INSTRUCTIONS FOR THE TASK
Reproduce each of the rows below word for word, leaving nothing out and changing nothing.

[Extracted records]

========================

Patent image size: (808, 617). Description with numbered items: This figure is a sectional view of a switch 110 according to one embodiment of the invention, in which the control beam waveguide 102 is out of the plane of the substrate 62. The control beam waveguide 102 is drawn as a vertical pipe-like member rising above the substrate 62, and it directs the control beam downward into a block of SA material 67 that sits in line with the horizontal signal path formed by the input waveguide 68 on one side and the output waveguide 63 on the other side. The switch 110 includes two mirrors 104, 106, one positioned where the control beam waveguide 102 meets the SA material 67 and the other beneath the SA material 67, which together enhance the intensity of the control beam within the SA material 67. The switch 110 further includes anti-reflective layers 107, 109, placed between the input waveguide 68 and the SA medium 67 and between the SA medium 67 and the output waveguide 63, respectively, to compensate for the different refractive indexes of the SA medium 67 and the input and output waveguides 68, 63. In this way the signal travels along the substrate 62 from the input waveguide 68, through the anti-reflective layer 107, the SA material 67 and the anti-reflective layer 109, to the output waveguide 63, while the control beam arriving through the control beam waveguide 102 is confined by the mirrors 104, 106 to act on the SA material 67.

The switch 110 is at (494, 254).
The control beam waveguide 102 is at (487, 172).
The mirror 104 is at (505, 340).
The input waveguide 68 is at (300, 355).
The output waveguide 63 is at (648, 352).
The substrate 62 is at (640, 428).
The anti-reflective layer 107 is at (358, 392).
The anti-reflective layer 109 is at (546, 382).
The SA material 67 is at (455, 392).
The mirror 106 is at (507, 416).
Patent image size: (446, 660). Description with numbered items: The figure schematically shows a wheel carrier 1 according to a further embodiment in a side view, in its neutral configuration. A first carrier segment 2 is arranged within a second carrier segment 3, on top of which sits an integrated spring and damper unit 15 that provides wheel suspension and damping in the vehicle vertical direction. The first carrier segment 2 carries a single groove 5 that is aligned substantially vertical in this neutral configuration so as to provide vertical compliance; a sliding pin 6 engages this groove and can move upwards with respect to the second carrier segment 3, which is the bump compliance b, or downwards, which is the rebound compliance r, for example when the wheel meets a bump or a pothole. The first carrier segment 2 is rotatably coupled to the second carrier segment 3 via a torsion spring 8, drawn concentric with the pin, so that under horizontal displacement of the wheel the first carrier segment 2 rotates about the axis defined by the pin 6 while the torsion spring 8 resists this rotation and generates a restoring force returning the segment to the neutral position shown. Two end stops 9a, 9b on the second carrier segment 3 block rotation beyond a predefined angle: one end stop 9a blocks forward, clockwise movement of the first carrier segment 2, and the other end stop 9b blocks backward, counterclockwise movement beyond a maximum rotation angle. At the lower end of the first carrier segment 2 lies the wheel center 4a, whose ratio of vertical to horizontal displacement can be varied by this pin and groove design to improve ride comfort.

========================

RESPONSE TO THIS TASK
Patent image size: (808, 617). Description with numbered items: This figure is a sectional view of a switch 110 according to one embodiment of the invention, in which the control beam waveguide 102 is out of the plane of the substrate 62. The control beam waveguide 102 is drawn as a vertical pipe-like member rising above the substrate 62, and it directs the control beam downward into a block of SA material 67 that sits in line with the horizontal signal path formed by the input waveguide 68 on one side and the output waveguide 63 on the other side. The switch 110 includes two mirrors 104, 106, one positioned where the control beam waveguide 102 meets the SA material 67 and the other beneath the SA material 67, which together enhance the intensity of the control beam within the SA material 67. The switch 110 further includes anti-reflective layers 107, 109, placed between the input waveguide 68 and the SA medium 67 and between the SA medium 67 and the output waveguide 63, respectively, to compensate for the different refractive indexes of the SA medium 67 and the input and output waveguides 68, 63. In this way the signal travels along the substrate 62 from the input waveguide 68, through the anti-reflective layer 107, the SA material 67 and the anti-reflective layer 109, to the output waveguide 63, while the control beam arriving through the control beam waveguide 102 is confined by the mirrors 104, 106 to act on the SA material 67.

The switch 110 is at (494, 254).
The control beam waveguide 102 is at (487, 172).
The mirror 104 is at (505, 340).
The input waveguide 68 is at (300, 355).
The output waveguide 63 is at (648, 352).
The substrate 62 is at (640, 428).
The anti-reflective layer 107 is at (358, 392).
The anti-reflective layer 109 is at (546, 382).
The SA material 67 is at (455, 392).
The mirror 106 is at (507, 416).
Patent image size: (446, 660). Description with numbered items: The figure schematically shows a wheel carrier 1 according to a further embodiment in a side view, in its neutral configuration. A first carrier segment 2 is arranged within a second carrier segment 3, on top of which sits an integrated spring and damper unit 15 that provides wheel suspension and damping in the vehicle vertical direction. The first carrier segment 2 carries a single groove 5 that is aligned substantially vertical in this neutral configuration so as to provide vertical compliance; a sliding pin 6 engages this groove and can move upwards with respect to the second carrier segment 3, which is the bump compliance b, or downwards, which is the rebound compliance r, for example when the wheel meets a bump or a pothole. The first carrier segment 2 is rotatably coupled to the second carrier segment 3 via a torsion spring 8, drawn concentric with the pin, so that under horizontal displacement of the wheel the first carrier segment 2 rotates about the axis defined by the pin 6 while the torsion spring 8 resists this rotation and generates a restoring force returning the segment to the neutral position shown. Two end stops 9a, 9b on the second carrier segment 3 block rotation beyond a predefined angle: one end stop 9a blocks forward, clockwise movement of the first carrier segment 2, and the other end stop 9b blocks backward, counterclockwise movement beyond a maximum rotation angle. At the lower end of the first carrier segment 2 lies the wheel center 4a, whose ratio of vertical to horizontal displacement can be varied by this pin and groove design to improve ride comfort.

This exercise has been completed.